## begin Quoted passage

Evidence of meeting #11 for Finance in the 40th Parliament, 2nd Session. (The original version is on Parliament’s site, as are the minutes.) The winning word was banks.

A recording is available from Parliament.

On the agenda

MPs speaking

Also speaking

Jean-René Halde  President and Chief Executive Officer, Business Development Bank of Canada
Tiff Macklem  Associate Deputy Minister and G7 Deputy for Canada, Department of Finance
Jeremy Rudin  Assistant Deputy Minister, Financial Sector Policy Branch, Department of Finance

10:35 a.m.

Assistant Deputy Minister, Financial Sector Policy Branch, Department of Finance

Jeremy Rudin

Canada is the only country I'm aware of, and certainly the only industrialized country, that does not have a common securities regulator nationally. One of the issues that this raises, as we discussed, is the fragmentation in Canada and the inability, even with the best will and the best people if they're available, to come to quick decisions and to respond quickly to events as they develop, because of the need to coordinate across 13 jurisdictions.

The other thing it does is that it makes it impossible for Canada to speak with one voice in the international fora that look at securities regulation, in particular IOSCO, which is the international association of securities regulators, where no one is speaking for Canada at present.

10:35 a.m.

Conservative

Ted Menzies Conservative Macleod, AB

Just to clarify then, the U.S. does have a common securities regulator, that being the SEC?

10:35 a.m.

Assistant Deputy Minister, Financial Sector Policy Branch, Department of Finance

10:35 a.m.

Conservative

Ted Menzies Conservative Macleod, AB

I think I have another minute here.

One of the reasons that I see and that I support is what we've heard in many different areas about lack of prosecutions for those who get outside the law, if you will, with people's investments. I think that's why we're pushing this forward--to protect investors. I think there's quite a difference between actual prosecutions in Canada and those in the U.S.

10:40 a.m.

Assistant Deputy Minister, Financial Sector Policy Branch, Department of Finance

Jeremy Rudin

As I was saying to Mr. Laforest, the government's position in favour of the common securities regulator, as he pointed out, predates the financial crisis. The financial crisis certainly adds some impetus to this, in the government's view. Among the other advantages of the common securities regulator, in the government's view, is making enforcement more effective by having a single national set of laws and regulations that can be acted upon more effectively.

## end Quoted passage

Work to do:
a) Copy the records below line for line, keeping every line as it appears.
b) Extend the committee transcript on a national securities regulator past its last sentence.

## begin The data

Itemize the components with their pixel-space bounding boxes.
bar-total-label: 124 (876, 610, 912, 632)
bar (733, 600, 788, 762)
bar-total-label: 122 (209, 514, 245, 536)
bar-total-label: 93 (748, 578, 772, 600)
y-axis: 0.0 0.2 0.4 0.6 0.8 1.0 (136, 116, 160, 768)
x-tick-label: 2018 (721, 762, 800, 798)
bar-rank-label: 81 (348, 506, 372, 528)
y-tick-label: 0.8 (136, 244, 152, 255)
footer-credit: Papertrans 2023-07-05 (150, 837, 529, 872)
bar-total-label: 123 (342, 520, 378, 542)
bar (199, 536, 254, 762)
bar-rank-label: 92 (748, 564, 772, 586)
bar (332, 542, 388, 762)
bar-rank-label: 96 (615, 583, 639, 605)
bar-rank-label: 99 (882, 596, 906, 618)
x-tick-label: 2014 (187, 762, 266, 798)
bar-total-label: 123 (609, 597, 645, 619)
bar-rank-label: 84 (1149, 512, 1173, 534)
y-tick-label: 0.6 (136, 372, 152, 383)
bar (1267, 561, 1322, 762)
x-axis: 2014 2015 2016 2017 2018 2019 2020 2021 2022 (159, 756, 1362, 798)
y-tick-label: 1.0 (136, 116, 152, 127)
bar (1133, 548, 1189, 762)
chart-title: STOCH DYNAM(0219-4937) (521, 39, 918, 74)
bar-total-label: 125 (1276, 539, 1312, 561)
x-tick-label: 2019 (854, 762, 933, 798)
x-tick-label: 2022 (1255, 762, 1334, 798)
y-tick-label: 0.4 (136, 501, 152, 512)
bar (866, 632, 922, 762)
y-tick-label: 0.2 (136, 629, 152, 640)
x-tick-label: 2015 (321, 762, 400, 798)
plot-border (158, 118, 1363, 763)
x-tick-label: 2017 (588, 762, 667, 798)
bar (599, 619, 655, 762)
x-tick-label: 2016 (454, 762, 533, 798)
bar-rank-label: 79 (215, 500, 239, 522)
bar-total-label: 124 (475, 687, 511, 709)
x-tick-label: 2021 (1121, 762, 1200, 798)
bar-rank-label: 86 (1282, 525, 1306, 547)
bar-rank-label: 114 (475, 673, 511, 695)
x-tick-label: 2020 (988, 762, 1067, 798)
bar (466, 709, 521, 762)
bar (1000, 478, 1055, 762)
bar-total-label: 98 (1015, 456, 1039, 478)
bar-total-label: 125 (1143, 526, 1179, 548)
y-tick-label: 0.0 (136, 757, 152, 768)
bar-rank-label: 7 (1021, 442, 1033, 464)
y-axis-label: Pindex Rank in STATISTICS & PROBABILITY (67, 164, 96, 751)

## end The data

Answer list:
a)
Itemize the components with their pixel-space bounding boxes.
bar-total-label: 124 (876, 610, 912, 632)
bar (733, 600, 788, 762)
bar-total-label: 122 (209, 514, 245, 536)
bar-total-label: 93 (748, 578, 772, 600)
y-axis: 0.0 0.2 0.4 0.6 0.8 1.0 (136, 116, 160, 768)
x-tick-label: 2018 (721, 762, 800, 798)
bar-rank-label: 81 (348, 506, 372, 528)
y-tick-label: 0.8 (136, 244, 152, 255)
footer-credit: Papertrans 2023-07-05 (150, 837, 529, 872)
bar-total-label: 123 (342, 520, 378, 542)
bar (199, 536, 254, 762)
bar-rank-label: 92 (748, 564, 772, 586)
bar (332, 542, 388, 762)
bar-rank-label: 96 (615, 583, 639, 605)
bar-rank-label: 99 (882, 596, 906, 618)
x-tick-label: 2014 (187, 762, 266, 798)
bar-total-label: 123 (609, 597, 645, 619)
bar-rank-label: 84 (1149, 512, 1173, 534)
y-tick-label: 0.6 (136, 372, 152, 383)
bar (1267, 561, 1322, 762)
x-axis: 2014 2015 2016 2017 2018 2019 2020 2021 2022 (159, 756, 1362, 798)
y-tick-label: 1.0 (136, 116, 152, 127)
bar (1133, 548, 1189, 762)
chart-title: STOCH DYNAM(0219-4937) (521, 39, 918, 74)
bar-total-label: 125 (1276, 539, 1312, 561)
x-tick-label: 2019 (854, 762, 933, 798)
x-tick-label: 2022 (1255, 762, 1334, 798)
y-tick-label: 0.4 (136, 501, 152, 512)
bar (866, 632, 922, 762)
y-tick-label: 0.2 (136, 629, 152, 640)
x-tick-label: 2015 (321, 762, 400, 798)
plot-border (158, 118, 1363, 763)
x-tick-label: 2017 (588, 762, 667, 798)
bar (599, 619, 655, 762)
x-tick-label: 2016 (454, 762, 533, 798)
bar-rank-label: 79 (215, 500, 239, 522)
bar-total-label: 124 (475, 687, 511, 709)
x-tick-label: 2021 (1121, 762, 1200, 798)
bar-rank-label: 86 (1282, 525, 1306, 547)
bar-rank-label: 114 (475, 673, 511, 695)
x-tick-label: 2020 (988, 762, 1067, 798)
bar (466, 709, 521, 762)
bar (1000, 478, 1055, 762)
bar-total-label: 98 (1015, 456, 1039, 478)
bar-total-label: 125 (1143, 526, 1179, 548)
y-tick-label: 0.0 (136, 757, 152, 768)
bar-rank-label: 7 (1021, 442, 1033, 464)
y-axis-label: Pindex Rank in STATISTICS & PROBABILITY (67, 164, 96, 751)

b)
10:40 a.m.

Conservative

Ted Menzies Conservative Macleod, AB

Thank you.

10:40 a.m.

Conservative

The Chair Conservative James Rajotte

Thank you, Mr. Menzies.

We'll go to Ms. Hall Findlay, please.

10:40 a.m.

Liberal

Martha Hall Findlay Liberal Willowdale, ON

Thank you.

Thank you very much for your time today.

I had to step out, so if I'm repeating anything, my apologies.

I did have a question. There was a discussion earlier with Mr. Macklem, so maybe, Mr. Rudin, you can help answer it.

The material we received talks about the success of the banking system here in Canada, of which we are all immensely proud. There is a piece about the banks experiencing profits greater than expected or predicted, and yet at the same time there is a comment that it's not the amount of credit so much as the cost. Certainly, anecdotally, that is what we're hearing. So this morning I've already heard some inconsistencies in saying yes, there's a lot of lending happening, but we're pulling back on the securitization aspects of it--which I think is a good thing, given everything we've seen. Then we have banks seeing higher profits than expected, and yet we're also hearing that the cost of lending has gone up.

I would like it if maybe both you and Monsieur Halde could comment on that, because I have yet to really hear an answer as to why that is.

10:40 a.m.

Assistant Deputy Minister, Financial Sector Policy Branch, Department of Finance

Jeremy Rudin

I'll see what I can do.

If we're speaking about lending to business--let's start there--businesses can get credit from banks, from non-bank lenders, and directly from financial markets. We've seen a sharp reduction in credit available to businesses directly from financial markets, of which the securitization channel is the most dramatic.

Lending to businesses by banks is still increasing, measured on a year-over-year basis. Total business credit is still rising, but still more slowly. It's not as if the banks, even though they have increased lending, have stepped in and completely offset declines in other areas.

At the same time as the volume of credit extended by banks continues to rise, the terms and conditions under which it is being extended, especially at renewal, are definitely becoming tighter. You see this in the senior loan officer survey conducted by the Bank of Canada, where every quarter the majority--a large majority--of the banks' senior loan officers say they're tightening credit conditions, even relative to the previous quarter. We know this to be happening, and of course the people who are on the receiving end of it, whether they be households or businesses, are not happy about it. So it is certainly possible that--and indeed it's what's happening--the volume of credit is continuing to grow, but the terms and conditions are tightening at the same time.

10:40 a.m.

Liberal

Martha Hall Findlay Liberal Willowdale, ON

That was the premise of my question. I haven't heard an answer as to why. So I might understand that, and I might understand why the securitization piece is diminishing, but I think part of our job is to be able to tell Mr. Smith out there, who's going to get a loan and either can't get it because the conditions are tighter, or could, but the cost of it is significantly higher, why that's happening. Why is it tougher for him to get a loan, and why is it more expensive?

10:40 a.m.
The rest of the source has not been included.